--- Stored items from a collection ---

-------------------------

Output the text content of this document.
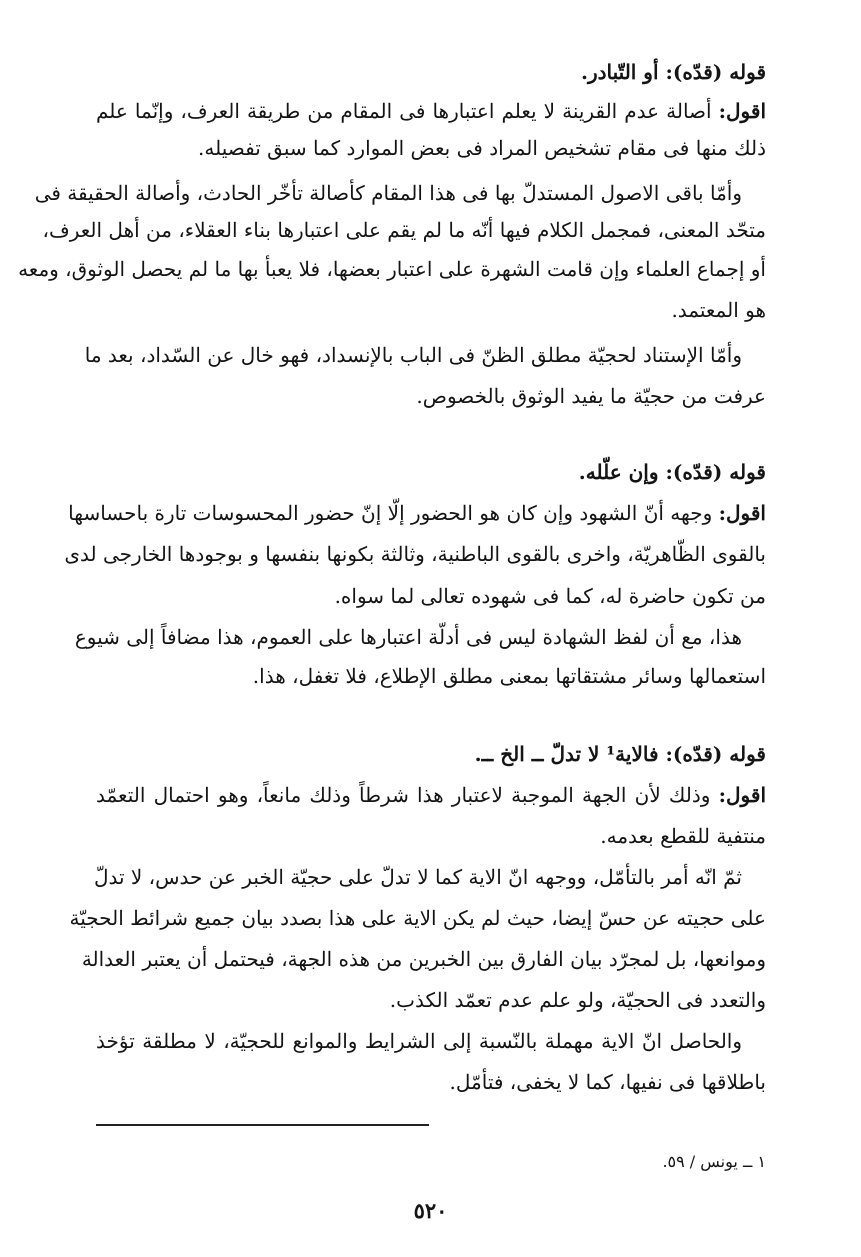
قوله (قدّه): أو التّبادر.
اقول: أصالة عدم القرينة لا يعلم اعتبارها فى المقام من طريقة العرف، وإنّما علم
ذلك منها فى مقام تشخيص المراد فى بعض الموارد كما سبق تفصيله.
وأمّا باقى الاصول المستدلّ بها فى هذا المقام كأصالة تأخّر الحادث، وأصالة الحقيقة فى
متحّد المعنى، فمجمل الكلام فيها أنّه ما لم يقم على اعتبارها بناء العقلاء، من أهل العرف،
أو إجماع العلماء وإن قامت الشهرة على اعتبار بعضها، فلا يعبأ بها ما لم يحصل الوثوق، ومعه
هو المعتمد.
وأمّا الإستناد لحجيّة مطلق الظنّ فى الباب بالإنسداد، فهو خال عن السّداد، بعد ما
عرفت من حجيّة ما يفيد الوثوق بالخصوص.
قوله (قدّه): وإن علّله.
اقول: وجهه أنّ الشهود وإن كان هو الحضور إلّا إنّ حضور المحسوسات تارة باحساسها
بالقوى الظّاهريّة، واخرى بالقوى الباطنية، وثالثة بكونها بنفسها و بوجودها الخارجى لدى
من تكون حاضرة له، كما فى شهوده تعالى لما سواه.
هذا، مع أن لفظ الشهادة ليس فى أدلّة اعتبارها على العموم، هذا مضافاً إلى شيوع
استعمالها وسائر مشتقاتها بمعنى مطلق الإطلاع، فلا تغفل، هذا.
قوله (قدّه): فالاية¹ لا تدلّ ــ الخ ــ.
اقول: وذلك لأن الجهة الموجبة لاعتبار هذا شرطاً وذلك مانعاً، وهو احتمال التعمّد
منتفية للقطع بعدمه.
ثمّ انّه أمر بالتأمّل، ووجهه انّ الاية كما لا تدلّ على حجيّة الخبر عن حدس، لا تدلّ
على حجيته عن حسّ إيضا، حيث لم يكن الاية على هذا بصدد بيان جميع شرائط الحجيّة
وموانعها، بل لمجرّد بيان الفارق بين الخبرين من هذه الجهة، فيحتمل أن يعتبر العدالة
والتعدد فى الحجيّة، ولو علم عدم تعمّد الكذب.
والحاصل انّ الاية مهملة بالنّسبة إلى الشرايط والموانع للحجيّة، لا مطلقة تؤخذ
باطلاقها فى نفيها، كما لا يخفى، فتأمّل.
١ ــ يونس / ٥٩.
٥٢٠
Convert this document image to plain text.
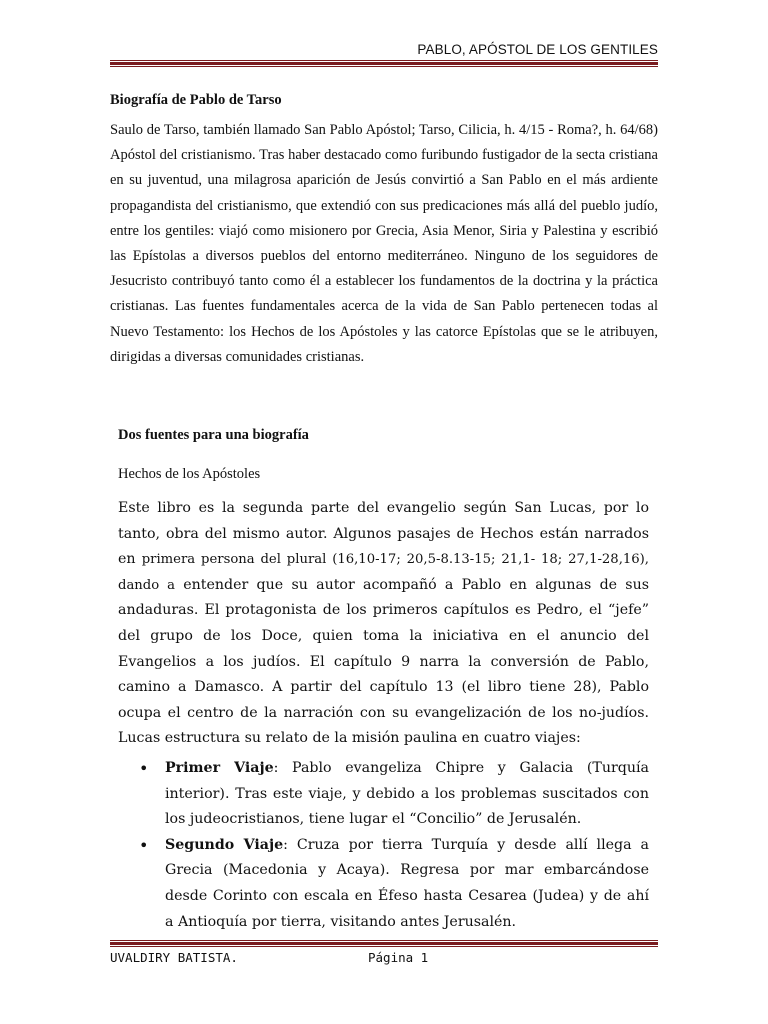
PABLO, APÓSTOL DE LOS GENTILES
Biografía de Pablo de Tarso
Saulo de Tarso, también llamado San Pablo Apóstol; Tarso, Cilicia, h. 4/15 - Roma?, h. 64/68) Apóstol del cristianismo. Tras haber destacado como furibundo fustigador de la secta cristiana en su juventud, una milagrosa aparición de Jesús convirtió a San Pablo en el más ardiente propagandista del cristianismo, que extendió con sus predicaciones más allá del pueblo judío, entre los gentiles: viajó como misionero por Grecia, Asia Menor, Siria y Palestina y escribió las Epístolas a diversos pueblos del entorno mediterráneo. Ninguno de los seguidores de Jesucristo contribuyó tanto como él a establecer los fundamentos de la doctrina y la práctica cristianas. Las fuentes fundamentales acerca de la vida de San Pablo pertenecen todas al Nuevo Testamento: los Hechos de los Apóstoles y las catorce Epístolas que se le atribuyen, dirigidas a diversas comunidades cristianas.
Dos fuentes para una biografía
Hechos de los Apóstoles
Este libro es la segunda parte del evangelio según San Lucas, por lo tanto, obra del mismo autor. Algunos pasajes de Hechos están narrados en primera persona del plural (16,10-17; 20,5-8.13-15; 21,1- 18; 27,1-28,16), dando a entender que su autor acompañó a Pablo en algunas de sus andaduras. El protagonista de los primeros capítulos es Pedro, el “jefe” del grupo de los Doce, quien toma la iniciativa en el anuncio del Evangelios a los judíos. El capítulo 9 narra la conversión de Pablo, camino a Damasco. A partir del capítulo 13 (el libro tiene 28), Pablo ocupa el centro de la narración con su evangelización de los no-judíos. Lucas estructura su relato de la misión paulina en cuatro viajes:
• Primer Viaje: Pablo evangeliza Chipre y Galacia (Turquía interior). Tras este viaje, y debido a los problemas suscitados con los judeocristianos, tiene lugar el “Concilio” de Jerusalén.
• Segundo Viaje: Cruza por tierra Turquía y desde allí llega a Grecia (Macedonia y Acaya). Regresa por mar embarcándose desde Corinto con escala en Éfeso hasta Cesarea (Judea) y de ahí a Antioquía por tierra, visitando antes Jerusalén.
UVALDIRY BATISTA.	Página 1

-------------------------

--- Instructions to follow ---
Find every line in the records above that contains the word "this", and copy each one.

--- Finished exercise ---
Output the text content of this document.
Convert this document image to plain text.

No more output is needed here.